[start Input]

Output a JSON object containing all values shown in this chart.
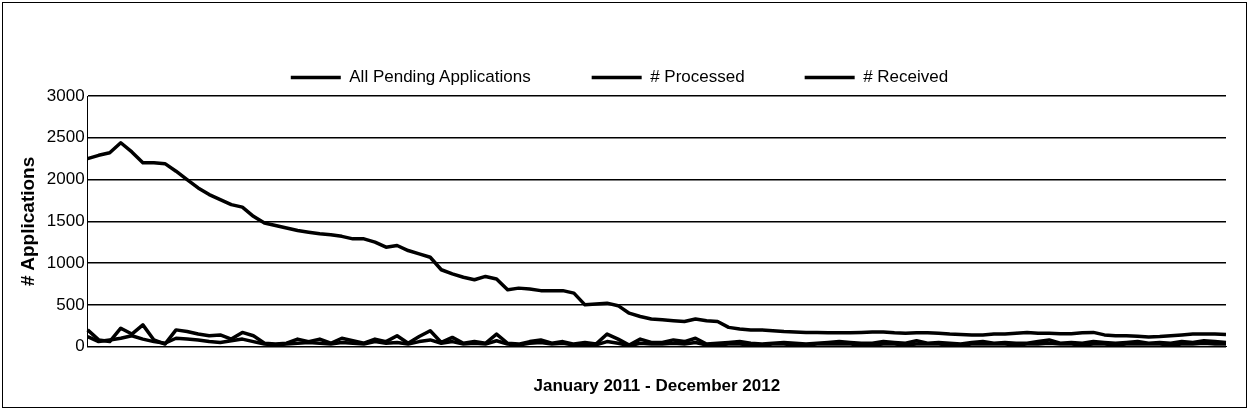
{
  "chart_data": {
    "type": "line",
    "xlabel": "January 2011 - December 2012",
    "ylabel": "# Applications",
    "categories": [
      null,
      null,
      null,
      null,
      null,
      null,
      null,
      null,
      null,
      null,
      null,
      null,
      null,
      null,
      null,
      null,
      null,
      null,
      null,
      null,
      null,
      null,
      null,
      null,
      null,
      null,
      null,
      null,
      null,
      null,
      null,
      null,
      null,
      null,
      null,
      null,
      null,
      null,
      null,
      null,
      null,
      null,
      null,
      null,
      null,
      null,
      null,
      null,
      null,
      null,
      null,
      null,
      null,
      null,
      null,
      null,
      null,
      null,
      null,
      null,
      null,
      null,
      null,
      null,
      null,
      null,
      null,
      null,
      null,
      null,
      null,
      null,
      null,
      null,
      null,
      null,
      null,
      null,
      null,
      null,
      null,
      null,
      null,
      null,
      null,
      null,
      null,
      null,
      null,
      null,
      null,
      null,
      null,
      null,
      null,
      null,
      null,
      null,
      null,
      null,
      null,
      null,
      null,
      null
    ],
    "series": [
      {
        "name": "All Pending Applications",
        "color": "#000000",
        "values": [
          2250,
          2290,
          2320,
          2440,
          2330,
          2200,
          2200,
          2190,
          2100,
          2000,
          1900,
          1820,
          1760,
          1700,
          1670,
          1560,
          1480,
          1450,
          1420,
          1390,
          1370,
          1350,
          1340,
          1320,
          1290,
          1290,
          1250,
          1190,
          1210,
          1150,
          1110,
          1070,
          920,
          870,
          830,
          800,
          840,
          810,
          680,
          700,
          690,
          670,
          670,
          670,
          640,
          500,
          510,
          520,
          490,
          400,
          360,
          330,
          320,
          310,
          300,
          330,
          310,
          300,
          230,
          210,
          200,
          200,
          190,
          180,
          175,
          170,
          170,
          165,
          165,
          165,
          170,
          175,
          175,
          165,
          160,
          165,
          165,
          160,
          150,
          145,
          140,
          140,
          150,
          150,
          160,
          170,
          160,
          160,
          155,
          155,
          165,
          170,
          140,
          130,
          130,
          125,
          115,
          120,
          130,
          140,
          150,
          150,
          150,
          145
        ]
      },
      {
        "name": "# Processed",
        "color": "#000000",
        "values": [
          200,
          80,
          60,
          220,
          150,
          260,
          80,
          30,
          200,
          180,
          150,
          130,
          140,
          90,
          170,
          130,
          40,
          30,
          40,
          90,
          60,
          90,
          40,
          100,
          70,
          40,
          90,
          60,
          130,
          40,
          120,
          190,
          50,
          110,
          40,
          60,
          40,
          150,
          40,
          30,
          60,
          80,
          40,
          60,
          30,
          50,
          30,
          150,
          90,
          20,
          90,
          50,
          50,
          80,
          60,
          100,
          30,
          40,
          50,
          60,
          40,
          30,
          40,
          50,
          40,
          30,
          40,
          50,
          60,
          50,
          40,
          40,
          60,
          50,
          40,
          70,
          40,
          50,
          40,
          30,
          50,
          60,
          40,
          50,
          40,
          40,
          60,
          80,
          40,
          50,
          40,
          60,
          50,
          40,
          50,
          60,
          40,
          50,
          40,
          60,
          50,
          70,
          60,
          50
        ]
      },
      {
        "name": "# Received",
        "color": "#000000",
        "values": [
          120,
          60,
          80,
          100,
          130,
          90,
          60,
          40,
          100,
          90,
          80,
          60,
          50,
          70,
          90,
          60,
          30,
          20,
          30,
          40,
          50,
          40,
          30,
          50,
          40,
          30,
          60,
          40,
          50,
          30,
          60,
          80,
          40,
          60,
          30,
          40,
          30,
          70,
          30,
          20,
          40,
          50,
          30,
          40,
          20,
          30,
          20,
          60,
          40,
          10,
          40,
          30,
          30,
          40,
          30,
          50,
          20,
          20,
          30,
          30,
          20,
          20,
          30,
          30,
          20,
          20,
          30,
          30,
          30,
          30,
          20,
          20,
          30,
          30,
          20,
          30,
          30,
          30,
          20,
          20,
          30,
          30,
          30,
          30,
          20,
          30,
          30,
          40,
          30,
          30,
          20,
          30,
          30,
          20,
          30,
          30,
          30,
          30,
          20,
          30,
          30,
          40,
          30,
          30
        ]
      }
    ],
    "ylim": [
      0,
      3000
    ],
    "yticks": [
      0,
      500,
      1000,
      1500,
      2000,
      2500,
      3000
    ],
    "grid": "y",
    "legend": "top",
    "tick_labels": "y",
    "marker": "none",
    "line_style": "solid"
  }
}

[end Input]

## Given instruction
Give the number of lines in the records that contain the string "name", and nothing besides.

## Response below
3